Saved entries
━━━━━━━━━━

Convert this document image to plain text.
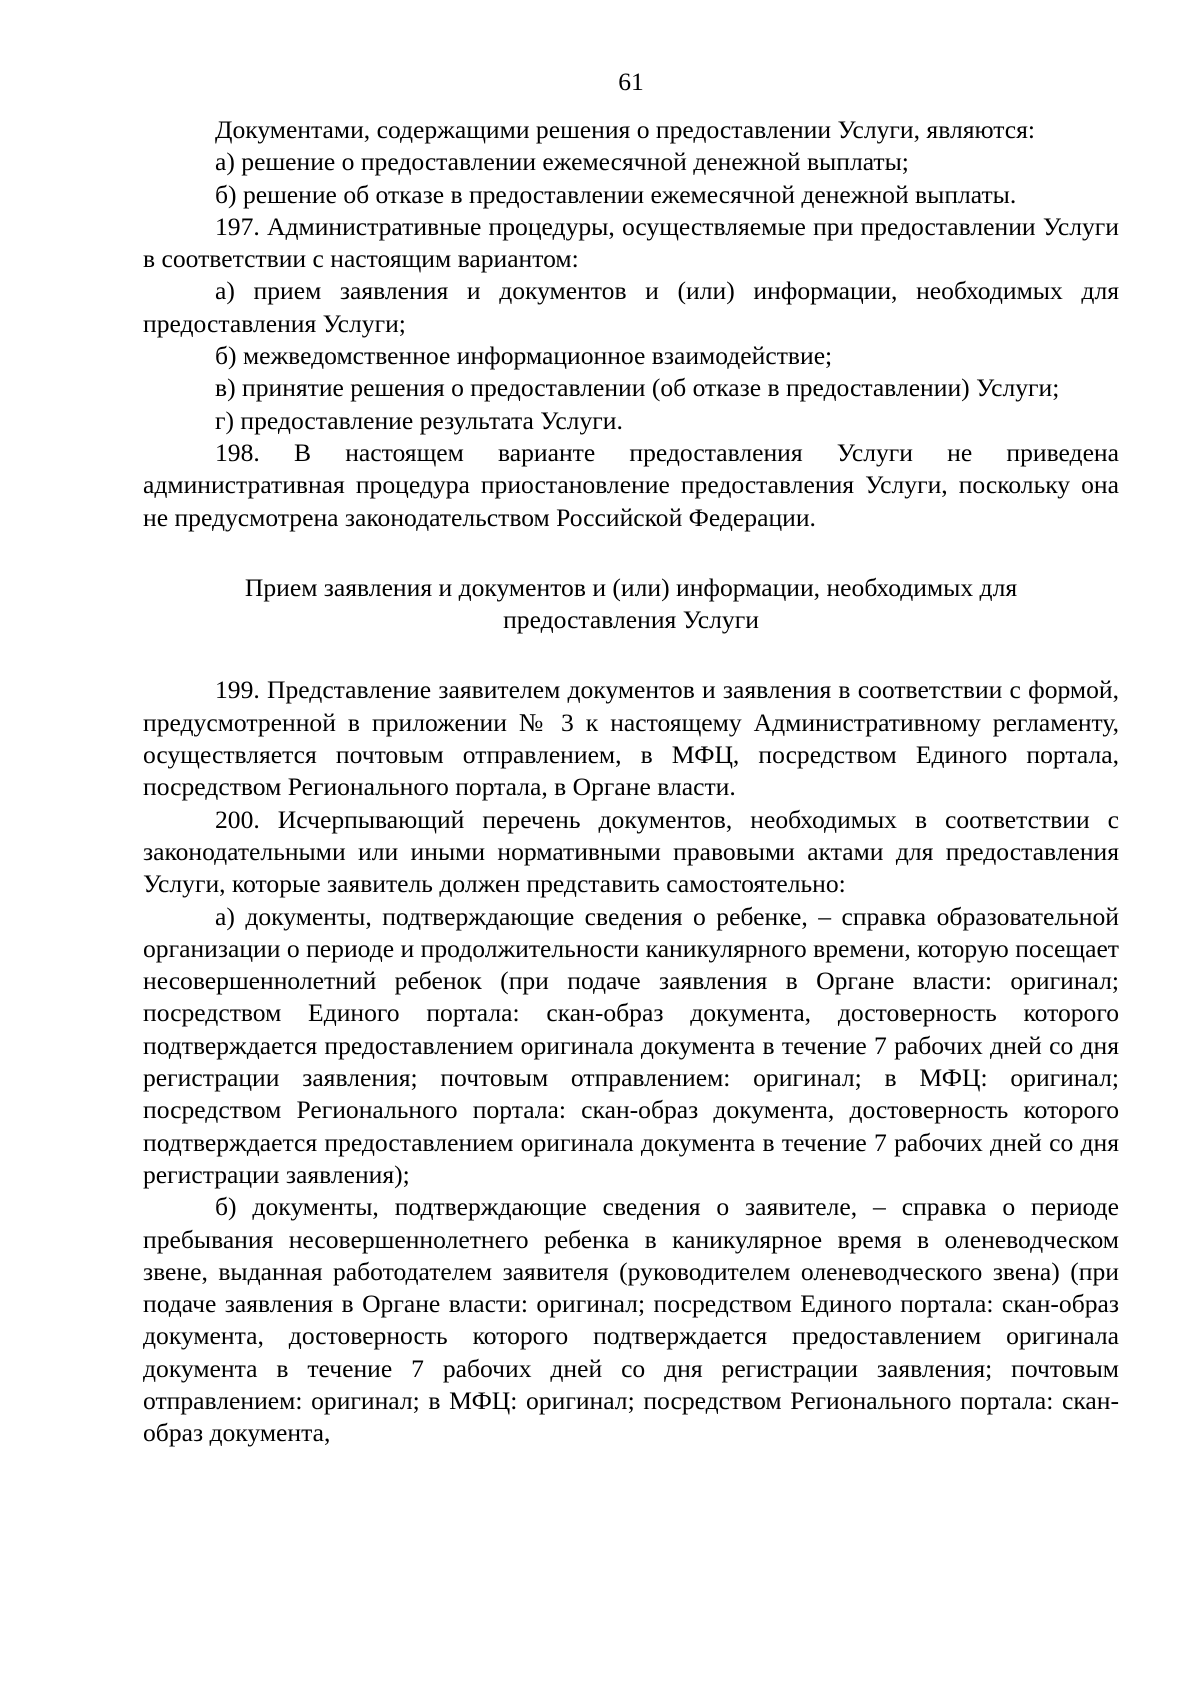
61

Документами, содержащими решения о предоставлении Услуги, являются:

а) решение о предоставлении ежемесячной денежной выплаты;

б) решение об отказе в предоставлении ежемесячной денежной выплаты.

197. Административные процедуры, осуществляемые при предоставлении Услуги в соответствии с настоящим вариантом:

а) прием заявления и документов и (или) информации, необходимых для предоставления Услуги;

б) межведомственное информационное взаимодействие;

в) принятие решения о предоставлении (об отказе в предоставлении) Услуги;

г) предоставление результата Услуги.

198. В настоящем варианте предоставления Услуги не приведена административная процедура приостановление предоставления Услуги, поскольку она не предусмотрена законодательством Российской Федерации.

Прием заявления и документов и (или) информации, необходимых для предоставления Услуги

199. Представление заявителем документов и заявления в соответствии с формой, предусмотренной в приложении № 3 к настоящему Административному регламенту, осуществляется почтовым отправлением, в МФЦ, посредством Единого портала, посредством Регионального портала, в Органе власти.

200. Исчерпывающий перечень документов, необходимых в соответствии с законодательными или иными нормативными правовыми актами для предоставления Услуги, которые заявитель должен представить самостоятельно:

а) документы, подтверждающие сведения о ребенке, – справка образовательной организации о периоде и продолжительности каникулярного времени, которую посещает несовершеннолетний ребенок (при подаче заявления в Органе власти: оригинал; посредством Единого портала: скан-образ документа, достоверность которого подтверждается предоставлением оригинала документа в течение 7 рабочих дней со дня регистрации заявления; почтовым отправлением: оригинал; в МФЦ: оригинал; посредством Регионального портала: скан-образ документа, достоверность которого подтверждается предоставлением оригинала документа в течение 7 рабочих дней со дня регистрации заявления);

б) документы, подтверждающие сведения о заявителе, – справка о периоде пребывания несовершеннолетнего ребенка в каникулярное время в оленеводческом звене, выданная работодателем заявителя (руководителем оленеводческого звена) (при подаче заявления в Органе власти: оригинал; посредством Единого портала: скан-образ документа, достоверность которого подтверждается предоставлением оригинала документа в течение 7 рабочих дней со дня регистрации заявления; почтовым отправлением: оригинал; в МФЦ: оригинал; посредством Регионального портала: скан-образ документа,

━━━━━━━━━━

[Required task] Filter the data, keeping only the lines that contain "предоставлении".

[Result for this task]
Документами, содержащими решения о предоставлении Услуги, являются:
а) решение о предоставлении ежемесячной денежной выплаты;
б) решение об отказе в предоставлении ежемесячной денежной выплаты.
197. Административные процедуры, осуществляемые при предоставлении Услуги в соответствии с настоящим вариантом:
в) принятие решения о предоставлении (об отказе в предоставлении) Услуги;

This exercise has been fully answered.